**TASK DIRECTIONS**
State how many lines in the listing below include the word "SRMTID", and add nothing besides the number.

** Begin DATA LISTING **

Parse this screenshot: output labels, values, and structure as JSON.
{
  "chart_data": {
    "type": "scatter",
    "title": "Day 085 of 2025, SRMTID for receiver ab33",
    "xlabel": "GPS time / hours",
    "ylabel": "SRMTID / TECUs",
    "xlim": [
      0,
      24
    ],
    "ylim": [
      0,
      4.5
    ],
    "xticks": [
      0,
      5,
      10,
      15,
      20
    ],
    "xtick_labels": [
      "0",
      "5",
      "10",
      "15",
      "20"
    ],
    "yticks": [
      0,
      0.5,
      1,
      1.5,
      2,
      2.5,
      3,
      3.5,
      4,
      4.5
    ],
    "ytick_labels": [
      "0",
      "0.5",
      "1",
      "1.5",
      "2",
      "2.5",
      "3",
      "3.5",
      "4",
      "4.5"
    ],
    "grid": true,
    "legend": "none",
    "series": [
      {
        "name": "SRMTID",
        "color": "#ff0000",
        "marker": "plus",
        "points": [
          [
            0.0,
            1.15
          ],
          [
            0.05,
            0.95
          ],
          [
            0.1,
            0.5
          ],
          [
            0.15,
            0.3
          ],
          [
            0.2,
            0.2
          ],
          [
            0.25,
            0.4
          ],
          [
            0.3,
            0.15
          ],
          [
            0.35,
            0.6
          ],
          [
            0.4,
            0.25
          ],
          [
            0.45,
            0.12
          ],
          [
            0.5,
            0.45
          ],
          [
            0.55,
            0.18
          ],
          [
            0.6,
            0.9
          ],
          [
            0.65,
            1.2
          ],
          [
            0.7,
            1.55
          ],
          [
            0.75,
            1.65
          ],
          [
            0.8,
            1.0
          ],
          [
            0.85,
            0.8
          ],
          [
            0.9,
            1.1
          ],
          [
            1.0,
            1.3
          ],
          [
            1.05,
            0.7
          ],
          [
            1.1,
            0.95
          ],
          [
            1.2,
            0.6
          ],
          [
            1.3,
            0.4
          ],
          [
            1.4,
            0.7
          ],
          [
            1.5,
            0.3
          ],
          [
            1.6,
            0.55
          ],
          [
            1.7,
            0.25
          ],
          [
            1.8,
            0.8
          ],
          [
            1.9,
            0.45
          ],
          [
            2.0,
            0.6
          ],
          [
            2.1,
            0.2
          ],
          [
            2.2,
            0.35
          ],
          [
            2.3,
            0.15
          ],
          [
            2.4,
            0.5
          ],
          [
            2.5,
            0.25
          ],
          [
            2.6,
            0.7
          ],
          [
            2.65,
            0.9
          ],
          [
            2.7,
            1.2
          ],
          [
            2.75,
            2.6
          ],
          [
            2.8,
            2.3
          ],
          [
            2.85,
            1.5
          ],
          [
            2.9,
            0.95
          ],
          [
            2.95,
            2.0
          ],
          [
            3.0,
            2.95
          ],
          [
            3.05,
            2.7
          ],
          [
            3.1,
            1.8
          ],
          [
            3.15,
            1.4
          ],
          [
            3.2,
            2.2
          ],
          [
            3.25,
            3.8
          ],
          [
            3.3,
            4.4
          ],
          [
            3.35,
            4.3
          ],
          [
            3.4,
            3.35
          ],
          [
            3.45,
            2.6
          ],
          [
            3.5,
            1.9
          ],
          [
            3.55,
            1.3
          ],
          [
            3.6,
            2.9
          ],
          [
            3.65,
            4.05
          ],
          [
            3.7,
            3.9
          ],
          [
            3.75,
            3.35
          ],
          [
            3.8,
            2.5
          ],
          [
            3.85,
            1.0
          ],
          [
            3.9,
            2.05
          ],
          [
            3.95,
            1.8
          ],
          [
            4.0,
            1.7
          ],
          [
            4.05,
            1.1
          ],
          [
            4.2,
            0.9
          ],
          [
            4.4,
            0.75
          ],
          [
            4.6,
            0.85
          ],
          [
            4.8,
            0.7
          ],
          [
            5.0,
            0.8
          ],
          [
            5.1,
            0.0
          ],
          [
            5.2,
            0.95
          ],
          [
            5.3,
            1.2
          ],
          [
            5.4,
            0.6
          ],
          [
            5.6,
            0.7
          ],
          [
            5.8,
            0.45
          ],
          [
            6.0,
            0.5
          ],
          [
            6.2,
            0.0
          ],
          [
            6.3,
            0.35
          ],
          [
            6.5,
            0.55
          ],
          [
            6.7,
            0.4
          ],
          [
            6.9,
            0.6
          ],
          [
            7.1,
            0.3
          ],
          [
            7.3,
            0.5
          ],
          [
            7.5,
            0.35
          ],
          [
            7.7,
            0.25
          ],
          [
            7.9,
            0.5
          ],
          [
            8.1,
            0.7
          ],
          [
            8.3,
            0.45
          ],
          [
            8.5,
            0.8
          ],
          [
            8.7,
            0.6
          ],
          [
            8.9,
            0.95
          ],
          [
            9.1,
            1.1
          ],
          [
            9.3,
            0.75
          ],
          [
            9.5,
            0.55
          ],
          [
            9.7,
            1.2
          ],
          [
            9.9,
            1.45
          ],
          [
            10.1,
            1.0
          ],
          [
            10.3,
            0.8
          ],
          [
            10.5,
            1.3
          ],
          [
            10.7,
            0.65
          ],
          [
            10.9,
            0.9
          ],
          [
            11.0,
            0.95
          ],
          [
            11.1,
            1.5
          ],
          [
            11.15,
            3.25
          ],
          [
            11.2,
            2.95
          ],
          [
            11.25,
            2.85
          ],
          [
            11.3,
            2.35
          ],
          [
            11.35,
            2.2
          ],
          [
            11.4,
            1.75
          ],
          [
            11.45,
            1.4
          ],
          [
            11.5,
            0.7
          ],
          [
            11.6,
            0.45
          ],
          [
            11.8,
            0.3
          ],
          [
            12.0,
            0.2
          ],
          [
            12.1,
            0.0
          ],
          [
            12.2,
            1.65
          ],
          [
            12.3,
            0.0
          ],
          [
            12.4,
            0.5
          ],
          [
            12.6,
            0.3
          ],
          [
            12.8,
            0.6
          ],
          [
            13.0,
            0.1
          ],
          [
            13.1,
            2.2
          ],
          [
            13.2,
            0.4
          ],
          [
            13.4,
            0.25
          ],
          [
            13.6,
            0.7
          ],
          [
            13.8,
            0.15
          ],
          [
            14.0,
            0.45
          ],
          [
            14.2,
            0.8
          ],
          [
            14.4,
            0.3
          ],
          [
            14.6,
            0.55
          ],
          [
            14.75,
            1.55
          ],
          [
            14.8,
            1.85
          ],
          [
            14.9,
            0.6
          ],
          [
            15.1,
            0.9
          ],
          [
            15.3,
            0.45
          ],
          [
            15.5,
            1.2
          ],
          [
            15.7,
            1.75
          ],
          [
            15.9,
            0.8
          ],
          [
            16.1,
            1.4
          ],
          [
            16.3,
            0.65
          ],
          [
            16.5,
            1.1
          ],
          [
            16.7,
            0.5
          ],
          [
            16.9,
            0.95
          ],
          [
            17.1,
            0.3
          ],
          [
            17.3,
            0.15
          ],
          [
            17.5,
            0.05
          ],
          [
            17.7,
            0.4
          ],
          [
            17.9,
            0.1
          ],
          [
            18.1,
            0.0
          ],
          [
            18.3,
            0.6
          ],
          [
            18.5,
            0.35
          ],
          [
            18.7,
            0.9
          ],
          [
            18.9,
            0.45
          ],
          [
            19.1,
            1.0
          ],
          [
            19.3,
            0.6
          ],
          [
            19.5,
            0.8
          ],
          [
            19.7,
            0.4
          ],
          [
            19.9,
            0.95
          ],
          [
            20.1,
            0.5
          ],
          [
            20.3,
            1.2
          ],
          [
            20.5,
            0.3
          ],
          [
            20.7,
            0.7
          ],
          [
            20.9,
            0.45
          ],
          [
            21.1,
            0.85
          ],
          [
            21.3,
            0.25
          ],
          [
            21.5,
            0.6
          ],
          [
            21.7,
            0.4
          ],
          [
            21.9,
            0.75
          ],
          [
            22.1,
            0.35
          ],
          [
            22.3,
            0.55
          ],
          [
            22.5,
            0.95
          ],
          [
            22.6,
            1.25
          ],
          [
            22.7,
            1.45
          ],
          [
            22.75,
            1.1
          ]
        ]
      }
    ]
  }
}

** End DATA LISTING **

**SOLUTION**
3